[Excerpts from a figure dataset]
━━━━━━━━━━━━━━━━━━━━━━━━━━━━━━

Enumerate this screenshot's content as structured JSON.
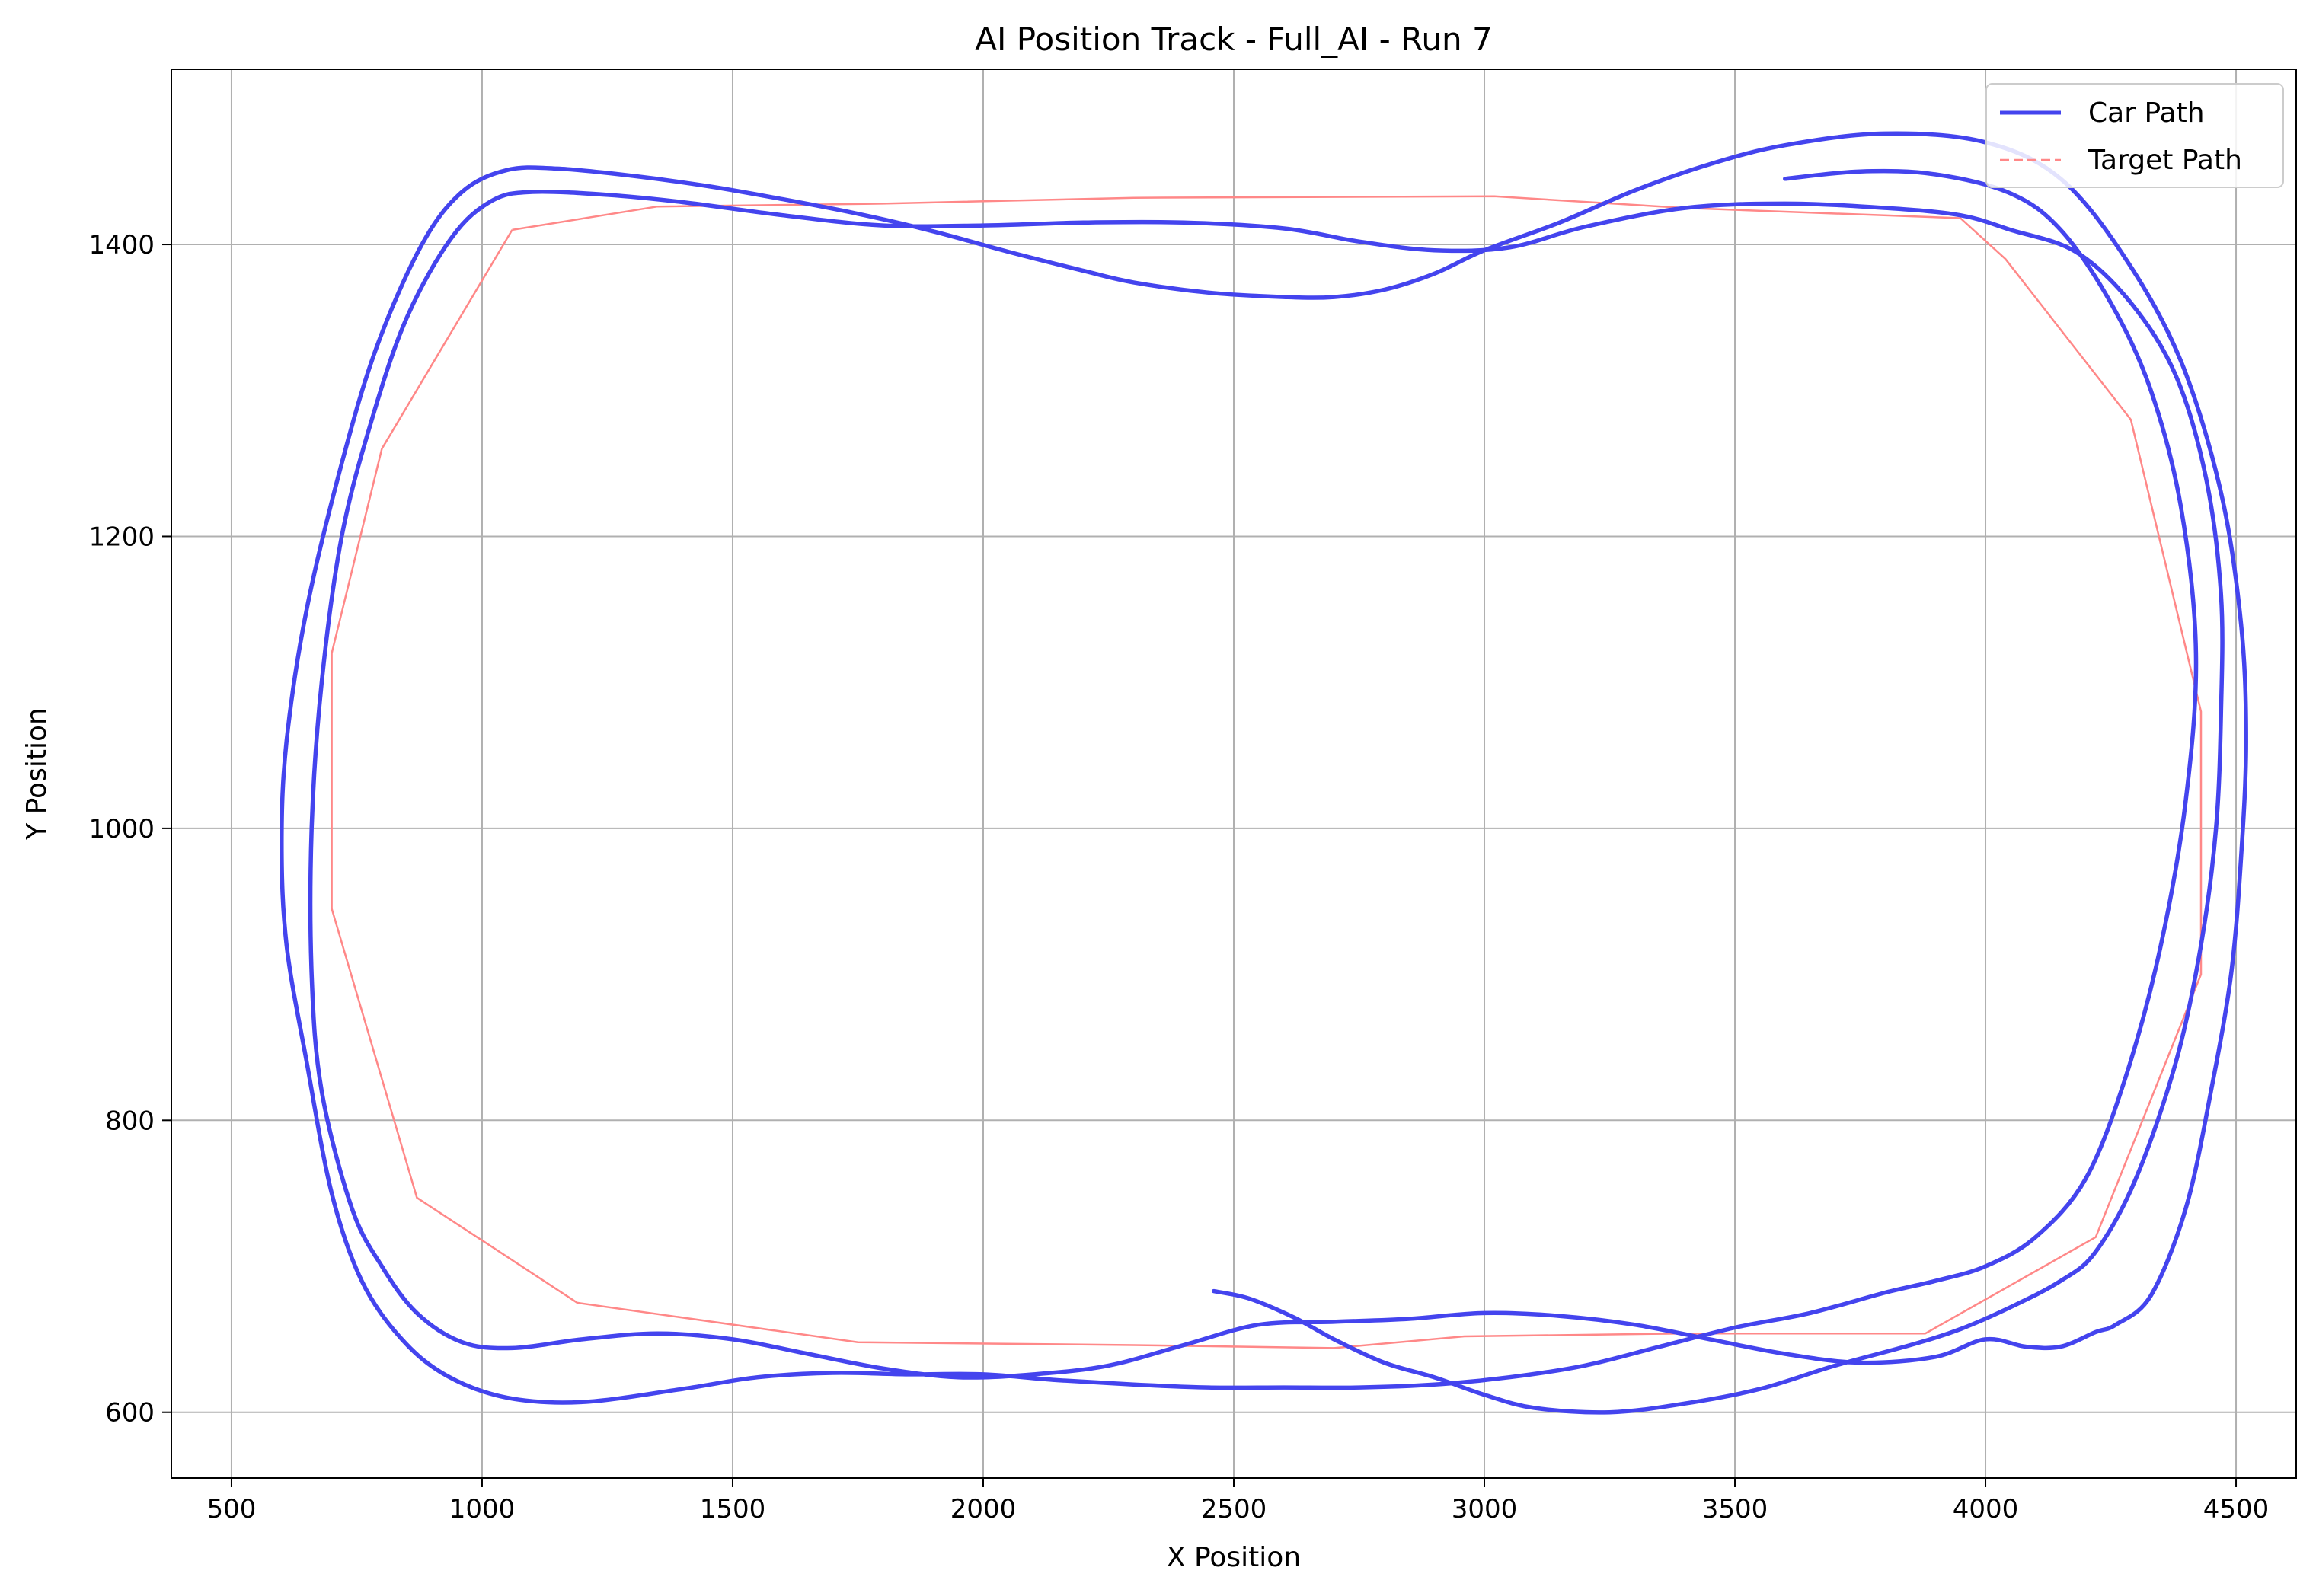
{
  "chart_data": {
    "type": "line",
    "title": "AI Position Track - Full_AI - Run 7",
    "xlabel": "X Position",
    "ylabel": "Y Position",
    "xlim": [
      380,
      4620
    ],
    "ylim": [
      555,
      1520
    ],
    "xticks": [
      500,
      1000,
      1500,
      2000,
      2500,
      3000,
      3500,
      4000,
      4500
    ],
    "yticks": [
      600,
      800,
      1000,
      1200,
      1400
    ],
    "grid": true,
    "legend_position": "top-right",
    "series": [
      {
        "name": "Car Path",
        "color": "#4444ee",
        "points": [
          [
            2460,
            683
          ],
          [
            2530,
            678
          ],
          [
            2620,
            665
          ],
          [
            2700,
            650
          ],
          [
            2800,
            634
          ],
          [
            2900,
            624
          ],
          [
            3000,
            612
          ],
          [
            3100,
            603
          ],
          [
            3250,
            600
          ],
          [
            3400,
            606
          ],
          [
            3550,
            616
          ],
          [
            3700,
            632
          ],
          [
            3850,
            646
          ],
          [
            3950,
            657
          ],
          [
            4050,
            672
          ],
          [
            4150,
            690
          ],
          [
            4220,
            710
          ],
          [
            4300,
            760
          ],
          [
            4380,
            840
          ],
          [
            4430,
            920
          ],
          [
            4460,
            1000
          ],
          [
            4470,
            1080
          ],
          [
            4470,
            1160
          ],
          [
            4440,
            1240
          ],
          [
            4380,
            1310
          ],
          [
            4290,
            1360
          ],
          [
            4180,
            1395
          ],
          [
            4050,
            1410
          ],
          [
            3950,
            1420
          ],
          [
            3800,
            1425
          ],
          [
            3600,
            1428
          ],
          [
            3400,
            1425
          ],
          [
            3200,
            1412
          ],
          [
            3050,
            1398
          ],
          [
            2900,
            1396
          ],
          [
            2750,
            1402
          ],
          [
            2600,
            1411
          ],
          [
            2400,
            1415
          ],
          [
            2200,
            1415
          ],
          [
            2000,
            1413
          ],
          [
            1800,
            1413
          ],
          [
            1600,
            1420
          ],
          [
            1400,
            1429
          ],
          [
            1250,
            1434
          ],
          [
            1100,
            1436
          ],
          [
            1020,
            1430
          ],
          [
            940,
            1405
          ],
          [
            850,
            1350
          ],
          [
            780,
            1280
          ],
          [
            720,
            1200
          ],
          [
            680,
            1100
          ],
          [
            660,
            1000
          ],
          [
            660,
            900
          ],
          [
            680,
            820
          ],
          [
            740,
            740
          ],
          [
            800,
            700
          ],
          [
            870,
            668
          ],
          [
            960,
            648
          ],
          [
            1060,
            644
          ],
          [
            1200,
            650
          ],
          [
            1350,
            654
          ],
          [
            1500,
            650
          ],
          [
            1650,
            640
          ],
          [
            1800,
            630
          ],
          [
            1950,
            624
          ],
          [
            2100,
            626
          ],
          [
            2250,
            632
          ],
          [
            2400,
            646
          ],
          [
            2550,
            660
          ],
          [
            2700,
            662
          ],
          [
            2850,
            664
          ],
          [
            3000,
            668
          ],
          [
            3150,
            666
          ],
          [
            3300,
            660
          ],
          [
            3450,
            650
          ],
          [
            3600,
            640
          ],
          [
            3750,
            634
          ],
          [
            3900,
            638
          ],
          [
            4000,
            650
          ],
          [
            4080,
            645
          ],
          [
            4150,
            645
          ],
          [
            4220,
            655
          ],
          [
            4260,
            660
          ],
          [
            4330,
            680
          ],
          [
            4400,
            740
          ],
          [
            4450,
            820
          ],
          [
            4490,
            900
          ],
          [
            4510,
            980
          ],
          [
            4520,
            1060
          ],
          [
            4510,
            1140
          ],
          [
            4470,
            1230
          ],
          [
            4390,
            1320
          ],
          [
            4280,
            1390
          ],
          [
            4150,
            1445
          ],
          [
            4000,
            1470
          ],
          [
            3800,
            1476
          ],
          [
            3600,
            1468
          ],
          [
            3450,
            1455
          ],
          [
            3300,
            1437
          ],
          [
            3150,
            1415
          ],
          [
            3000,
            1396
          ],
          [
            2900,
            1380
          ],
          [
            2800,
            1369
          ],
          [
            2700,
            1364
          ],
          [
            2600,
            1364
          ],
          [
            2450,
            1367
          ],
          [
            2300,
            1374
          ],
          [
            2200,
            1382
          ],
          [
            2050,
            1395
          ],
          [
            1900,
            1409
          ],
          [
            1750,
            1421
          ],
          [
            1600,
            1431
          ],
          [
            1450,
            1440
          ],
          [
            1300,
            1447
          ],
          [
            1150,
            1452
          ],
          [
            1050,
            1451
          ],
          [
            960,
            1436
          ],
          [
            880,
            1400
          ],
          [
            790,
            1330
          ],
          [
            720,
            1250
          ],
          [
            650,
            1150
          ],
          [
            610,
            1060
          ],
          [
            600,
            990
          ],
          [
            610,
            920
          ],
          [
            650,
            840
          ],
          [
            700,
            750
          ],
          [
            760,
            690
          ],
          [
            840,
            650
          ],
          [
            930,
            625
          ],
          [
            1050,
            610
          ],
          [
            1200,
            607
          ],
          [
            1400,
            616
          ],
          [
            1550,
            624
          ],
          [
            1700,
            627
          ],
          [
            1850,
            626
          ],
          [
            2000,
            626
          ],
          [
            2150,
            622
          ],
          [
            2300,
            619
          ],
          [
            2450,
            617
          ],
          [
            2600,
            617
          ],
          [
            2750,
            617
          ],
          [
            2900,
            619
          ],
          [
            3050,
            624
          ],
          [
            3200,
            632
          ],
          [
            3350,
            645
          ],
          [
            3500,
            658
          ],
          [
            3650,
            668
          ],
          [
            3800,
            682
          ],
          [
            3900,
            690
          ],
          [
            4000,
            700
          ],
          [
            4100,
            720
          ],
          [
            4200,
            760
          ],
          [
            4280,
            830
          ],
          [
            4350,
            920
          ],
          [
            4400,
            1020
          ],
          [
            4420,
            1120
          ],
          [
            4390,
            1220
          ],
          [
            4330,
            1300
          ],
          [
            4250,
            1360
          ],
          [
            4150,
            1410
          ],
          [
            4050,
            1435
          ],
          [
            3900,
            1448
          ],
          [
            3750,
            1450
          ],
          [
            3600,
            1445
          ]
        ]
      },
      {
        "name": "Target Path",
        "color": "#ff8888",
        "points": [
          [
            1060,
            1410
          ],
          [
            1350,
            1426
          ],
          [
            1800,
            1428
          ],
          [
            2300,
            1432
          ],
          [
            3020,
            1433
          ],
          [
            3400,
            1425
          ],
          [
            3950,
            1418
          ],
          [
            4040,
            1390
          ],
          [
            4290,
            1280
          ],
          [
            4430,
            1080
          ],
          [
            4430,
            900
          ],
          [
            4220,
            720
          ],
          [
            3880,
            654
          ],
          [
            3400,
            654
          ],
          [
            2960,
            652
          ],
          [
            2700,
            644
          ],
          [
            2300,
            646
          ],
          [
            1750,
            648
          ],
          [
            1190,
            675
          ],
          [
            870,
            747
          ],
          [
            700,
            945
          ],
          [
            700,
            1120
          ],
          [
            800,
            1260
          ],
          [
            1060,
            1410
          ]
        ]
      }
    ]
  }
}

━━━━━━━━━━━━━━━━━━━━━━━━━━━━━━

| What to work on |
All of the lines above should be retyped precisely, apart from the pictures.

| Worked answer |
Enumerate this screenshot's content as structured JSON.
{
  "chart_data": {
    "type": "line",
    "title": "AI Position Track - Full_AI - Run 7",
    "xlabel": "X Position",
    "ylabel": "Y Position",
    "xlim": [
      380,
      4620
    ],
    "ylim": [
      555,
      1520
    ],
    "xticks": [
      500,
      1000,
      1500,
      2000,
      2500,
      3000,
      3500,
      4000,
      4500
    ],
    "yticks": [
      600,
      800,
      1000,
      1200,
      1400
    ],
    "grid": true,
    "legend_position": "top-right",
    "series": [
      {
        "name": "Car Path",
        "color": "#4444ee",
        "points": [
          [
            2460,
            683
          ],
          [
            2530,
            678
          ],
          [
            2620,
            665
          ],
          [
            2700,
            650
          ],
          [
            2800,
            634
          ],
          [
            2900,
            624
          ],
          [
            3000,
            612
          ],
          [
            3100,
            603
          ],
          [
            3250,
            600
          ],
          [
            3400,
            606
          ],
          [
            3550,
            616
          ],
          [
            3700,
            632
          ],
          [
            3850,
            646
          ],
          [
            3950,
            657
          ],
          [
            4050,
            672
          ],
          [
            4150,
            690
          ],
          [
            4220,
            710
          ],
          [
            4300,
            760
          ],
          [
            4380,
            840
          ],
          [
            4430,
            920
          ],
          [
            4460,
            1000
          ],
          [
            4470,
            1080
          ],
          [
            4470,
            1160
          ],
          [
            4440,
            1240
          ],
          [
            4380,
            1310
          ],
          [
            4290,
            1360
          ],
          [
            4180,
            1395
          ],
          [
            4050,
            1410
          ],
          [
            3950,
            1420
          ],
          [
            3800,
            1425
          ],
          [
            3600,
            1428
          ],
          [
            3400,
            1425
          ],
          [
            3200,
            1412
          ],
          [
            3050,
            1398
          ],
          [
            2900,
            1396
          ],
          [
            2750,
            1402
          ],
          [
            2600,
            1411
          ],
          [
            2400,
            1415
          ],
          [
            2200,
            1415
          ],
          [
            2000,
            1413
          ],
          [
            1800,
            1413
          ],
          [
            1600,
            1420
          ],
          [
            1400,
            1429
          ],
          [
            1250,
            1434
          ],
          [
            1100,
            1436
          ],
          [
            1020,
            1430
          ],
          [
            940,
            1405
          ],
          [
            850,
            1350
          ],
          [
            780,
            1280
          ],
          [
            720,
            1200
          ],
          [
            680,
            1100
          ],
          [
            660,
            1000
          ],
          [
            660,
            900
          ],
          [
            680,
            820
          ],
          [
            740,
            740
          ],
          [
            800,
            700
          ],
          [
            870,
            668
          ],
          [
            960,
            648
          ],
          [
            1060,
            644
          ],
          [
            1200,
            650
          ],
          [
            1350,
            654
          ],
          [
            1500,
            650
          ],
          [
            1650,
            640
          ],
          [
            1800,
            630
          ],
          [
            1950,
            624
          ],
          [
            2100,
            626
          ],
          [
            2250,
            632
          ],
          [
            2400,
            646
          ],
          [
            2550,
            660
          ],
          [
            2700,
            662
          ],
          [
            2850,
            664
          ],
          [
            3000,
            668
          ],
          [
            3150,
            666
          ],
          [
            3300,
            660
          ],
          [
            3450,
            650
          ],
          [
            3600,
            640
          ],
          [
            3750,
            634
          ],
          [
            3900,
            638
          ],
          [
            4000,
            650
          ],
          [
            4080,
            645
          ],
          [
            4150,
            645
          ],
          [
            4220,
            655
          ],
          [
            4260,
            660
          ],
          [
            4330,
            680
          ],
          [
            4400,
            740
          ],
          [
            4450,
            820
          ],
          [
            4490,
            900
          ],
          [
            4510,
            980
          ],
          [
            4520,
            1060
          ],
          [
            4510,
            1140
          ],
          [
            4470,
            1230
          ],
          [
            4390,
            1320
          ],
          [
            4280,
            1390
          ],
          [
            4150,
            1445
          ],
          [
            4000,
            1470
          ],
          [
            3800,
            1476
          ],
          [
            3600,
            1468
          ],
          [
            3450,
            1455
          ],
          [
            3300,
            1437
          ],
          [
            3150,
            1415
          ],
          [
            3000,
            1396
          ],
          [
            2900,
            1380
          ],
          [
            2800,
            1369
          ],
          [
            2700,
            1364
          ],
          [
            2600,
            1364
          ],
          [
            2450,
            1367
          ],
          [
            2300,
            1374
          ],
          [
            2200,
            1382
          ],
          [
            2050,
            1395
          ],
          [
            1900,
            1409
          ],
          [
            1750,
            1421
          ],
          [
            1600,
            1431
          ],
          [
            1450,
            1440
          ],
          [
            1300,
            1447
          ],
          [
            1150,
            1452
          ],
          [
            1050,
            1451
          ],
          [
            960,
            1436
          ],
          [
            880,
            1400
          ],
          [
            790,
            1330
          ],
          [
            720,
            1250
          ],
          [
            650,
            1150
          ],
          [
            610,
            1060
          ],
          [
            600,
            990
          ],
          [
            610,
            920
          ],
          [
            650,
            840
          ],
          [
            700,
            750
          ],
          [
            760,
            690
          ],
          [
            840,
            650
          ],
          [
            930,
            625
          ],
          [
            1050,
            610
          ],
          [
            1200,
            607
          ],
          [
            1400,
            616
          ],
          [
            1550,
            624
          ],
          [
            1700,
            627
          ],
          [
            1850,
            626
          ],
          [
            2000,
            626
          ],
          [
            2150,
            622
          ],
          [
            2300,
            619
          ],
          [
            2450,
            617
          ],
          [
            2600,
            617
          ],
          [
            2750,
            617
          ],
          [
            2900,
            619
          ],
          [
            3050,
            624
          ],
          [
            3200,
            632
          ],
          [
            3350,
            645
          ],
          [
            3500,
            658
          ],
          [
            3650,
            668
          ],
          [
            3800,
            682
          ],
          [
            3900,
            690
          ],
          [
            4000,
            700
          ],
          [
            4100,
            720
          ],
          [
            4200,
            760
          ],
          [
            4280,
            830
          ],
          [
            4350,
            920
          ],
          [
            4400,
            1020
          ],
          [
            4420,
            1120
          ],
          [
            4390,
            1220
          ],
          [
            4330,
            1300
          ],
          [
            4250,
            1360
          ],
          [
            4150,
            1410
          ],
          [
            4050,
            1435
          ],
          [
            3900,
            1448
          ],
          [
            3750,
            1450
          ],
          [
            3600,
            1445
          ]
        ]
      },
      {
        "name": "Target Path",
        "color": "#ff8888",
        "points": [
          [
            1060,
            1410
          ],
          [
            1350,
            1426
          ],
          [
            1800,
            1428
          ],
          [
            2300,
            1432
          ],
          [
            3020,
            1433
          ],
          [
            3400,
            1425
          ],
          [
            3950,
            1418
          ],
          [
            4040,
            1390
          ],
          [
            4290,
            1280
          ],
          [
            4430,
            1080
          ],
          [
            4430,
            900
          ],
          [
            4220,
            720
          ],
          [
            3880,
            654
          ],
          [
            3400,
            654
          ],
          [
            2960,
            652
          ],
          [
            2700,
            644
          ],
          [
            2300,
            646
          ],
          [
            1750,
            648
          ],
          [
            1190,
            675
          ],
          [
            870,
            747
          ],
          [
            700,
            945
          ],
          [
            700,
            1120
          ],
          [
            800,
            1260
          ],
          [
            1060,
            1410
          ]
        ]
      }
    ]
  }
}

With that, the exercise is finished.